====== Input data
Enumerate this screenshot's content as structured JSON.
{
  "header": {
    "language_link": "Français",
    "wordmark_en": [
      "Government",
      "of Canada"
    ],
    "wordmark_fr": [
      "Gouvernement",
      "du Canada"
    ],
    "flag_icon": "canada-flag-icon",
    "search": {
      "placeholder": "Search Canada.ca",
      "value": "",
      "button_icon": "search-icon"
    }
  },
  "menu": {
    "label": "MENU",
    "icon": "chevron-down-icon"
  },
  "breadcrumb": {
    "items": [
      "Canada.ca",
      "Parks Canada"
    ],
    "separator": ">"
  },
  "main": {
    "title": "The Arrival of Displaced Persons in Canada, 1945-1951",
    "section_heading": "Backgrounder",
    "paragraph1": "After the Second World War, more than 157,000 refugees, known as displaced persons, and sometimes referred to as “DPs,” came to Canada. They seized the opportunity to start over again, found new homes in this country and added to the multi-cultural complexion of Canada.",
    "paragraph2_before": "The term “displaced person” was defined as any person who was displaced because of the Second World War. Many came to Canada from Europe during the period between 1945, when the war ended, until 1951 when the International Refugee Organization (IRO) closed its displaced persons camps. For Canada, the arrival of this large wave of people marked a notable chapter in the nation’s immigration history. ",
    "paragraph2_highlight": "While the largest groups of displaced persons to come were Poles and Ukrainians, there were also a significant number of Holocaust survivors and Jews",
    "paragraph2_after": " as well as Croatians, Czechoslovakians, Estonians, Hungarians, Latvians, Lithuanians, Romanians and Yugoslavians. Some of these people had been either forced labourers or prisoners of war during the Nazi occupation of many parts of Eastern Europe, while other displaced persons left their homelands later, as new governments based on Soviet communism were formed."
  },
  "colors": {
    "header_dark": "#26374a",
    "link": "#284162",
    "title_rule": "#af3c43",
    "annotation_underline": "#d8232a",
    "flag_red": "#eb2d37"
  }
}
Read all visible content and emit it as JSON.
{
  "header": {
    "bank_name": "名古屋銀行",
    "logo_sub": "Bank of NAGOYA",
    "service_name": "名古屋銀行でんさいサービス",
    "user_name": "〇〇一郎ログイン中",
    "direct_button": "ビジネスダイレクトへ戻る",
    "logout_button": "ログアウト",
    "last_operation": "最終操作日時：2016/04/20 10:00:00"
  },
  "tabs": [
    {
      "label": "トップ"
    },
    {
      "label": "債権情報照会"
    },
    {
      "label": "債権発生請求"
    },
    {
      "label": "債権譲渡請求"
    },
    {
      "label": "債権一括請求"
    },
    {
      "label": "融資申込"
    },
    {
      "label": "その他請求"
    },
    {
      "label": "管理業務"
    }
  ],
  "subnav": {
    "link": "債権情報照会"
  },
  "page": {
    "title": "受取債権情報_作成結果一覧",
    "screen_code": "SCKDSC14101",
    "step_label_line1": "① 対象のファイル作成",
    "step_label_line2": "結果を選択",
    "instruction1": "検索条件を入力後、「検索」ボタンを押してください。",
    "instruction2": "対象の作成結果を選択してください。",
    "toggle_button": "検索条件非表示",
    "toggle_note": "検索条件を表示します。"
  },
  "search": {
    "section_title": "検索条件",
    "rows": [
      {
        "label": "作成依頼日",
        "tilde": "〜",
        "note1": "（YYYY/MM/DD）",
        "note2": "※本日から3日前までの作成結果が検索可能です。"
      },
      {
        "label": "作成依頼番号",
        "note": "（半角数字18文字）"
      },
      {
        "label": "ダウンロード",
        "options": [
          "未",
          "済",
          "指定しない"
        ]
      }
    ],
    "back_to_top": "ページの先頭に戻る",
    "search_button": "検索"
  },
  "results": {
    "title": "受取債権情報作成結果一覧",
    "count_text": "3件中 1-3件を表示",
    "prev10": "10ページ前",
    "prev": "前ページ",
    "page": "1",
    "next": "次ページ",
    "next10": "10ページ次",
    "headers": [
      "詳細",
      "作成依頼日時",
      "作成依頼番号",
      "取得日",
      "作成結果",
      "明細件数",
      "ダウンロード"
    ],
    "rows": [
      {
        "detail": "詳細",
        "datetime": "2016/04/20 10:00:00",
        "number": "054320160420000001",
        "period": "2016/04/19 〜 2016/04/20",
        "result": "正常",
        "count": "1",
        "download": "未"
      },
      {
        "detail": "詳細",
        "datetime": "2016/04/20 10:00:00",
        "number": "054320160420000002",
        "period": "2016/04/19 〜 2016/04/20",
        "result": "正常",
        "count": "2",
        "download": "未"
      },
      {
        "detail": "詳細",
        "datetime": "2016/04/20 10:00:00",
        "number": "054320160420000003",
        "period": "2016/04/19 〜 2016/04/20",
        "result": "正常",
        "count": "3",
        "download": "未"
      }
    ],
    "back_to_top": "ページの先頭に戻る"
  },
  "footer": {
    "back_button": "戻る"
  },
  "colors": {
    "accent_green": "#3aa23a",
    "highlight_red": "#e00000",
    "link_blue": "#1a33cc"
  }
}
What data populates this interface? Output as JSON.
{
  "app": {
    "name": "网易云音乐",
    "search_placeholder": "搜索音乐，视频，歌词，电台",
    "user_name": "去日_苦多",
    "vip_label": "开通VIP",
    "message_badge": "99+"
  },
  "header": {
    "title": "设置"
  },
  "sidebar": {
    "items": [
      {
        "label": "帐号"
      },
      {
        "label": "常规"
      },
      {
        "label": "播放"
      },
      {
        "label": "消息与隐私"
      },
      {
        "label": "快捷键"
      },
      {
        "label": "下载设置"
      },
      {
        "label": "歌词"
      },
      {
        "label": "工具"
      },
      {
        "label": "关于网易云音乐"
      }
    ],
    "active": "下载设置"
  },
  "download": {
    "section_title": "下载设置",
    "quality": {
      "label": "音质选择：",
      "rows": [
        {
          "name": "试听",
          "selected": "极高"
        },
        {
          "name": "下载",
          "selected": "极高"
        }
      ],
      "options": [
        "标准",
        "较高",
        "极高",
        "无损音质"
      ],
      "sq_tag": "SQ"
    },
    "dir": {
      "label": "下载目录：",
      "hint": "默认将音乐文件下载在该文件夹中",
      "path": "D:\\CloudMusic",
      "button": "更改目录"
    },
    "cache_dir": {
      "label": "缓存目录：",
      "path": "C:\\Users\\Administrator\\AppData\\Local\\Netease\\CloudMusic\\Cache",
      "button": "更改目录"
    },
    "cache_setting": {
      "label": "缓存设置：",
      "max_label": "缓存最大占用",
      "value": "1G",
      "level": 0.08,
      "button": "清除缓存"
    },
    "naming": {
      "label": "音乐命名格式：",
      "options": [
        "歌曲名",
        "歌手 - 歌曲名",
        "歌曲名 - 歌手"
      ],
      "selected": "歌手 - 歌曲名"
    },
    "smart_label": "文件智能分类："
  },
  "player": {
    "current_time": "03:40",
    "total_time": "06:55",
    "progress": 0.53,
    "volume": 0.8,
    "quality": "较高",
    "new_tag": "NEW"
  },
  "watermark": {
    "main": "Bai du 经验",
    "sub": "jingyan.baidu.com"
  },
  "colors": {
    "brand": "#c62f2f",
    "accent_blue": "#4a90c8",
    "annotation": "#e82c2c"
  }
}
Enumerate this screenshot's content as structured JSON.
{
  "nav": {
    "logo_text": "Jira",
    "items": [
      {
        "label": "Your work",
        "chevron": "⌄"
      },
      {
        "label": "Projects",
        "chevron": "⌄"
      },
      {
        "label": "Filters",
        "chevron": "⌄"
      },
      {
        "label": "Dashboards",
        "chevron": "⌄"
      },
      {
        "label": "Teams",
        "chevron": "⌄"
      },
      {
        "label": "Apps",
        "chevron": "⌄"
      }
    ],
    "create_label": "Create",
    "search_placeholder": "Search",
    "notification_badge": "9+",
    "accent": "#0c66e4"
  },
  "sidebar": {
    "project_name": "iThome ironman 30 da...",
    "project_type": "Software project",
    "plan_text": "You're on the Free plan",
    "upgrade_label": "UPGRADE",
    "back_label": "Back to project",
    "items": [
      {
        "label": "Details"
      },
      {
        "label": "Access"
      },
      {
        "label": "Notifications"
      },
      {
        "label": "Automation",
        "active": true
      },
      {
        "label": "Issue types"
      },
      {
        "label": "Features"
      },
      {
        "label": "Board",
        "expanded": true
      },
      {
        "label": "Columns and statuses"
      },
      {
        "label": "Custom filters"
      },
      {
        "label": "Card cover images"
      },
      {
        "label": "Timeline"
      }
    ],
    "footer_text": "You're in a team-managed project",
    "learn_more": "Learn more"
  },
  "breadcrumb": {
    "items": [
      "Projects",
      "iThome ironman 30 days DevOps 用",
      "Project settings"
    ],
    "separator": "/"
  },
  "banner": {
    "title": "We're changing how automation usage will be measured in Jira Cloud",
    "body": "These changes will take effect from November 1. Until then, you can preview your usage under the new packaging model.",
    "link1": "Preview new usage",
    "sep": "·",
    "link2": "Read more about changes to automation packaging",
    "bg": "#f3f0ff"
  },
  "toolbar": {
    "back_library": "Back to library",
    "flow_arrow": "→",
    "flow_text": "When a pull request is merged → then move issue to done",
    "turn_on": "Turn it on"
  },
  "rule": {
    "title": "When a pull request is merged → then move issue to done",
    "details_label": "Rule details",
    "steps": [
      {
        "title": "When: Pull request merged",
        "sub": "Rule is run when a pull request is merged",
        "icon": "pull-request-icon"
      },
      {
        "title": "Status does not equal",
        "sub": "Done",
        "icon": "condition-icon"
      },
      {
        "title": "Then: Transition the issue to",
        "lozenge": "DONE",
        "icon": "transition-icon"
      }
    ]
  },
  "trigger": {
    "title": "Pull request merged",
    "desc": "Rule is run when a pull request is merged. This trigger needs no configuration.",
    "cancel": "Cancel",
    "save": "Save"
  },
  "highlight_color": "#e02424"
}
============
Search the listing for the word "JSON". Copy every line in which it occurs.

Completed task
Enumerate this screenshot's content as structured JSON.
Read all visible content and emit it as JSON.
What data populates this interface? Output as JSON.
Enumerate this screenshot's content as structured JSON.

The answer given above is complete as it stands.